* [Yönerge]: Seçili metni iki cümlede özetleyin.

Türk-Rus savaşı, ardından 1895-96 olayları, Balkan Savaşı, Adana’daki ayaklanmalar ve nihayet bu son savaşla birbirini takip eden karşılıklı misillemelerin yarattığı bu koşullar altında halkın her iki kesimi arasında daimi çatışmaların çıkmış olduğu su götürmez bir gerçektir. Ancak Türklerin 800 binden fazla Ermeniyi katlettiğini iddia eden, buna karşılık Ermenilerin katlettiği tek bir Türkten dahi söz etmeyen bir bilgiyi kabul etmek de imkânsızdır. Bu rakamların abartıldığı açıkça ortadadır. Zira savaştan önce Türk imparatorluğunun tamamında sayıları 2 milyon 300 bin kadar olan Ermeni nüfusunun, Doğu vilayetlerinde yaşayan kesimi 1 milyon üçyüz bini bile aşamıyordu; buna rağmen Ermeniler, o dönemde bir devlet kurmak için halen yeterli nüfusa sahip oldukları iddiasındaydılar.” (s.278)

Rusya elçisi olarak altı yıl boyunca Erzurum ve Van’da görev almış ve bu yetkisiyle Türkiye’ye karşı daima düşmanca tavırlar sergileyen bir ülkenin temsilciliğini yapmış olan General Mayewsky’nin hazırlamış olduğu Bitlis ve Van Vilayetleri İstatistikleri başlığı altındaki şu rapor, Ermenilerin büyük bir istek ve ısrarla, belli bir amaca (kışkırtma) yönelik olarak sürekli dile getirdikleri şikâyetler için verilebilecek en iyi cevap olabilir.

* [Sağlanan malzeme]:
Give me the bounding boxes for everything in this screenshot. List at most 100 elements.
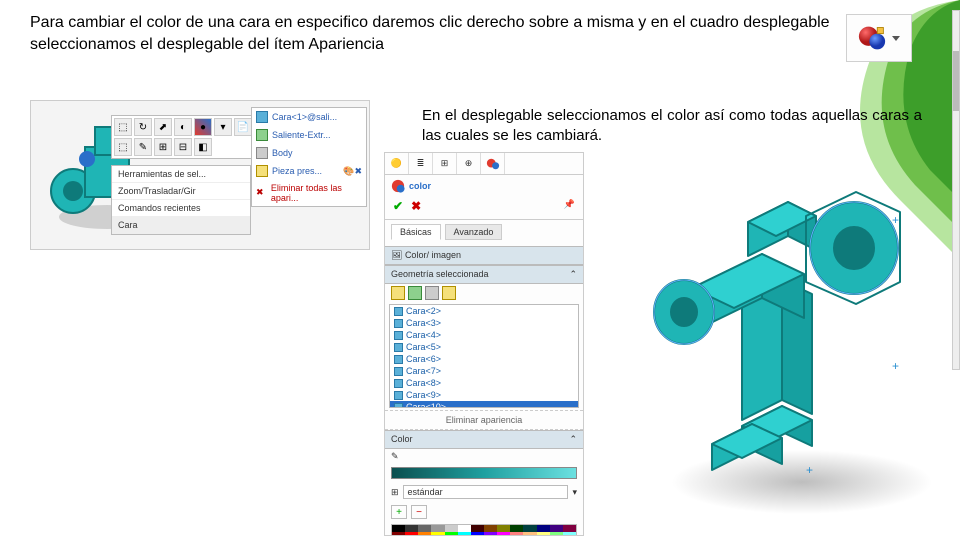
color-swatch[interactable] xyxy=(392,525,405,532)
color-swatch[interactable] xyxy=(563,525,576,532)
color-swatch[interactable] xyxy=(523,532,536,536)
remove-swatch-button[interactable]: − xyxy=(411,505,427,519)
color-swatch[interactable] xyxy=(471,525,484,532)
collapse-icon[interactable]: ⌃ xyxy=(569,269,577,280)
tab-appearance-icon[interactable] xyxy=(481,153,505,174)
section-color-label: Color xyxy=(391,434,413,445)
filter-body-icon[interactable] xyxy=(425,286,439,300)
color-swatch[interactable] xyxy=(431,525,444,532)
color-swatch[interactable] xyxy=(563,532,576,536)
tool-icon[interactable]: 📄 xyxy=(234,118,252,136)
color-sphere-icon xyxy=(391,179,405,193)
color-swatch[interactable] xyxy=(418,525,431,532)
color-swatch[interactable] xyxy=(537,525,550,532)
color-swatch[interactable] xyxy=(537,532,550,536)
submenu-item-body[interactable]: Body xyxy=(252,144,366,162)
color-swatch[interactable] xyxy=(405,525,418,532)
color-swatch[interactable] xyxy=(405,532,418,536)
tool-icon[interactable]: ⬈ xyxy=(154,118,172,136)
color-swatch[interactable] xyxy=(510,525,523,532)
subtab-basic[interactable]: Básicas xyxy=(391,224,441,240)
subtab-advanced[interactable]: Avanzado xyxy=(445,224,503,240)
color-swatch[interactable] xyxy=(510,532,523,536)
appearance-tool-icon[interactable]: ● xyxy=(194,118,212,136)
tab-icon[interactable]: 🟡 xyxy=(385,153,409,174)
preset-select[interactable]: estándar xyxy=(403,485,569,499)
pencil-icon[interactable]: ✎ xyxy=(385,449,583,464)
tool-icon[interactable]: ⬚ xyxy=(114,118,132,136)
color-swatch[interactable] xyxy=(497,525,510,532)
cancel-button[interactable]: ✖ xyxy=(411,199,421,213)
tool-icon[interactable]: ✎ xyxy=(134,138,152,156)
context-menu-item[interactable]: Comandos recientes xyxy=(112,200,250,217)
submenu-item-face[interactable]: Cara<1>@sali... xyxy=(252,108,366,126)
color-swatch[interactable] xyxy=(550,532,563,536)
tool-icon[interactable]: ⊟ xyxy=(174,138,192,156)
3d-model-viewport[interactable]: + + + xyxy=(592,152,952,532)
submenu-item-remove-all[interactable]: ✖Eliminar todas las apari... xyxy=(252,180,366,206)
tool-icon[interactable]: ↻ xyxy=(134,118,152,136)
face-list-item[interactable]: Cara<3> xyxy=(390,317,578,329)
appearance-submenu[interactable]: Cara<1>@sali... Saliente-Extr... Body Pi… xyxy=(251,107,367,207)
color-swatch[interactable] xyxy=(445,525,458,532)
color-swatch[interactable] xyxy=(418,532,431,536)
svg-text:+: + xyxy=(892,359,899,373)
pushpin-icon[interactable]: 📌 xyxy=(564,199,575,213)
viewport-scrollbar[interactable] xyxy=(952,10,960,370)
color-swatch[interactable] xyxy=(550,525,563,532)
svg-text:+: + xyxy=(892,213,899,227)
submenu-item-part[interactable]: Pieza pres...🎨✖ xyxy=(252,162,366,180)
color-gradient-bar[interactable] xyxy=(391,467,577,479)
tool-icon[interactable]: ◐ xyxy=(174,118,192,136)
color-swatch[interactable] xyxy=(523,525,536,532)
context-menu-item[interactable]: Herramientas de sel... xyxy=(112,166,250,183)
face-list-item[interactable]: Cara<4> xyxy=(390,329,578,341)
context-menu-list[interactable]: Herramientas de sel... Zoom/Trasladar/Gi… xyxy=(111,165,251,235)
face-list-item[interactable]: Cara<5> xyxy=(390,341,578,353)
face-list-item[interactable]: Cara<2> xyxy=(390,305,578,317)
selected-faces-list[interactable]: Cara<2>Cara<3>Cara<4>Cara<5>Cara<6>Cara<… xyxy=(389,304,579,408)
context-mini-toolbar[interactable]: ⬚ ↻ ⬈ ◐ ● ▾ 📄 ⬚ ✎ ⊞ ⊟ ◧ xyxy=(111,115,261,159)
color-swatch[interactable] xyxy=(458,532,471,536)
add-swatch-button[interactable]: + xyxy=(391,505,407,519)
confirm-button[interactable]: ✔ xyxy=(393,199,403,213)
face-list-item[interactable]: Cara<10> xyxy=(390,401,578,408)
remove-appearance-link[interactable]: Eliminar apariencia xyxy=(385,410,583,430)
tool-icon[interactable]: ▾ xyxy=(214,118,232,136)
context-menu-screenshot: ⬚ ↻ ⬈ ◐ ● ▾ 📄 ⬚ ✎ ⊞ ⊟ ◧ Herramientas de … xyxy=(30,100,370,250)
scrollbar-thumb[interactable] xyxy=(953,51,959,111)
tab-icon[interactable]: ⊕ xyxy=(457,153,481,174)
panel-title: color xyxy=(409,181,431,191)
tool-icon[interactable]: ⬚ xyxy=(114,138,132,156)
sub-paragraph: En el desplegable seleccionamos el color… xyxy=(422,106,922,147)
color-swatch[interactable] xyxy=(458,525,471,532)
submenu-item-extrude[interactable]: Saliente-Extr... xyxy=(252,126,366,144)
tab-icon[interactable]: ≣ xyxy=(409,153,433,174)
filter-face-icon[interactable] xyxy=(391,286,405,300)
appearance-dropdown-button[interactable] xyxy=(846,14,912,62)
tool-icon[interactable]: ⊞ xyxy=(154,138,172,156)
face-list-item[interactable]: Cara<6> xyxy=(390,353,578,365)
panel-top-tabs[interactable]: 🟡 ≣ ⊞ ⊕ xyxy=(385,153,583,175)
color-swatch[interactable] xyxy=(484,532,497,536)
color-swatch[interactable] xyxy=(497,532,510,536)
color-swatch[interactable] xyxy=(392,532,405,536)
chevron-down-icon xyxy=(892,36,900,41)
appearance-property-panel: 🟡 ≣ ⊞ ⊕ color ✔ ✖ 📌 Básicas Avanzado 🖼 C… xyxy=(384,152,584,536)
dropdown-caret-icon[interactable]: ▾ xyxy=(572,487,577,498)
filter-part-icon[interactable] xyxy=(442,286,456,300)
tab-icon[interactable]: ⊞ xyxy=(433,153,457,174)
tool-icon[interactable]: ◧ xyxy=(194,138,212,156)
collapse-icon[interactable]: ⌃ xyxy=(569,434,577,445)
filter-feature-icon[interactable] xyxy=(408,286,422,300)
color-swatch[interactable] xyxy=(431,532,444,536)
color-swatch[interactable] xyxy=(445,532,458,536)
color-swatch[interactable] xyxy=(471,532,484,536)
color-swatch-grid[interactable] xyxy=(391,524,577,536)
context-menu-item[interactable]: Zoom/Trasladar/Gir xyxy=(112,183,250,200)
face-list-item[interactable]: Cara<8> xyxy=(390,377,578,389)
face-list-item[interactable]: Cara<9> xyxy=(390,389,578,401)
swatch-grid-icon[interactable]: ⊞ xyxy=(391,487,399,498)
color-swatch[interactable] xyxy=(484,525,497,532)
face-list-item[interactable]: Cara<7> xyxy=(390,365,578,377)
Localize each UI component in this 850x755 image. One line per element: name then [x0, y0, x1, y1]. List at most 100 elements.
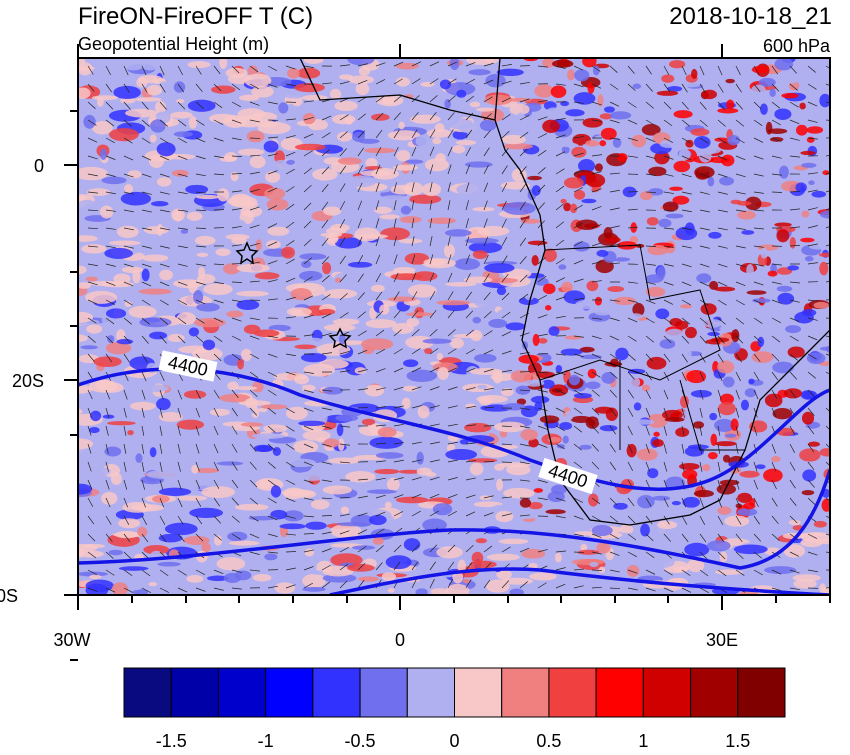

* [Görev çıktısı]: Metin, Türk-Rus savaşından son savaşa uzanan olaylar ve karşılıklı misillemeler yüzünden iki halk kesimi arasında daimi çatışmalar çıktığını kabul eder. Ancak Türklerin 800 binden fazla Ermeniyi katlettiğini ileri sürüp Ermenilerin katlettiği tek bir Türkten söz etmeyen bilgiyi kabul edilemez ve abartılı bulur; gerekçe olarak savaş öncesinde imparatorluktaki yaklaşık 2 milyon 300 bin Ermeniden Doğu vilayetlerinde yaşayanların 1 milyon 300 bini aşmadığını gösterir ve ardından General Mayewsky'nin Bitlis ve Van Vilayetleri İstatistikleri raporunu Ermenilerin şikâyetlerine en iyi cevap olarak sunar.